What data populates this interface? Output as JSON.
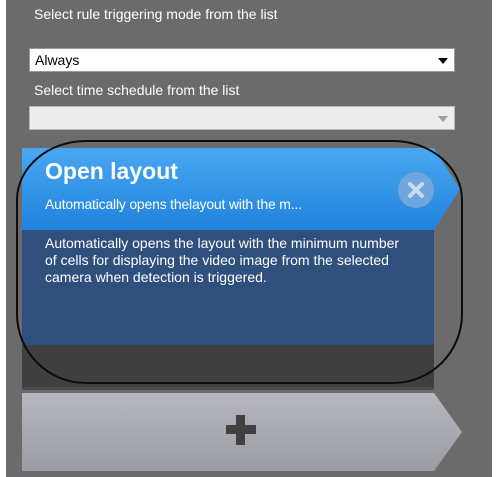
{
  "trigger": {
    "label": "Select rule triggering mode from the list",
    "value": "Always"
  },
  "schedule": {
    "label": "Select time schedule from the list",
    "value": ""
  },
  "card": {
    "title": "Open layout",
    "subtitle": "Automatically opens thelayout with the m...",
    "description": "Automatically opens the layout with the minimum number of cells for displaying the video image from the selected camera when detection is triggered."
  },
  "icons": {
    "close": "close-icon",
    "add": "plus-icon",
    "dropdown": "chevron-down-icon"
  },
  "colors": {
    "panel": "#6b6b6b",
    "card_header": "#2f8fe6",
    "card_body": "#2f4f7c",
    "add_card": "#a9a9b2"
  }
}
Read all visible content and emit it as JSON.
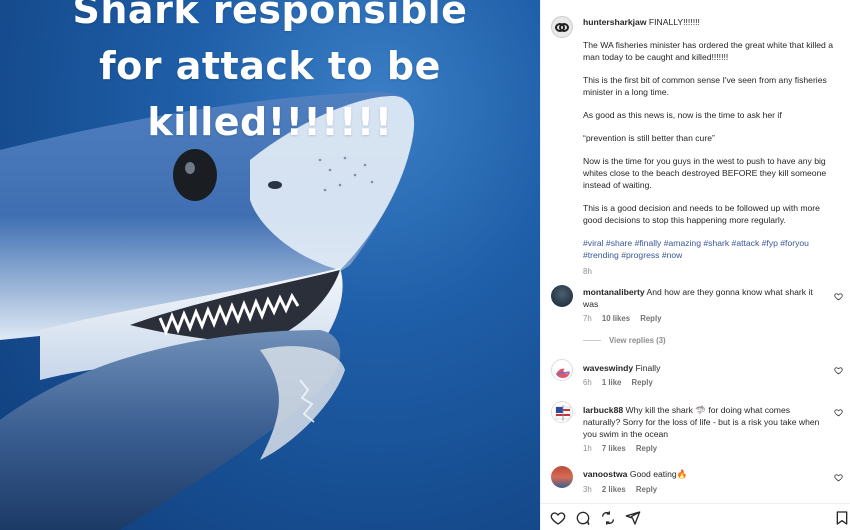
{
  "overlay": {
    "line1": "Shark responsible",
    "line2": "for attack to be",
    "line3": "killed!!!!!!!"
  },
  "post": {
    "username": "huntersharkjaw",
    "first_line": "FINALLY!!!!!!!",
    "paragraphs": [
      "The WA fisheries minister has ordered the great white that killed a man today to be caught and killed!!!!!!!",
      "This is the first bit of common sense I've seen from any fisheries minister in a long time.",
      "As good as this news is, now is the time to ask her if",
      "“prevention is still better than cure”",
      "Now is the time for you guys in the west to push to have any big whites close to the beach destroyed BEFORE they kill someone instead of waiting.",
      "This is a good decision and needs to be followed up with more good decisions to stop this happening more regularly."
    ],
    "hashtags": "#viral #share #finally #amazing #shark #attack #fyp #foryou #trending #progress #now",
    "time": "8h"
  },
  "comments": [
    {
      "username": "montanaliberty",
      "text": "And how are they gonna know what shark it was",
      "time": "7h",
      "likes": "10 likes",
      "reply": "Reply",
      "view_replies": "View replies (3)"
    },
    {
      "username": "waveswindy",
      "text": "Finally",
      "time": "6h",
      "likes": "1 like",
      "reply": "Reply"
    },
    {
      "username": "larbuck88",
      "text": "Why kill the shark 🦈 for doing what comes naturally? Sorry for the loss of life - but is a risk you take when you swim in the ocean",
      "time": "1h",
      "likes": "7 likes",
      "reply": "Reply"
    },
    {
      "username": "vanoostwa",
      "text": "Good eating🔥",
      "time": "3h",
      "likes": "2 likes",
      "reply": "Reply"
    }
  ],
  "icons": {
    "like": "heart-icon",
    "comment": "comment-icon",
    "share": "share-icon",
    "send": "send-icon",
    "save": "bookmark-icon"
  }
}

══════════════════════════════

● **PROBLEM STATEMENT**: The reply is to be one number, the count of lines in the records above that contain "they".

● **EXERCISE OUTPUT**: 2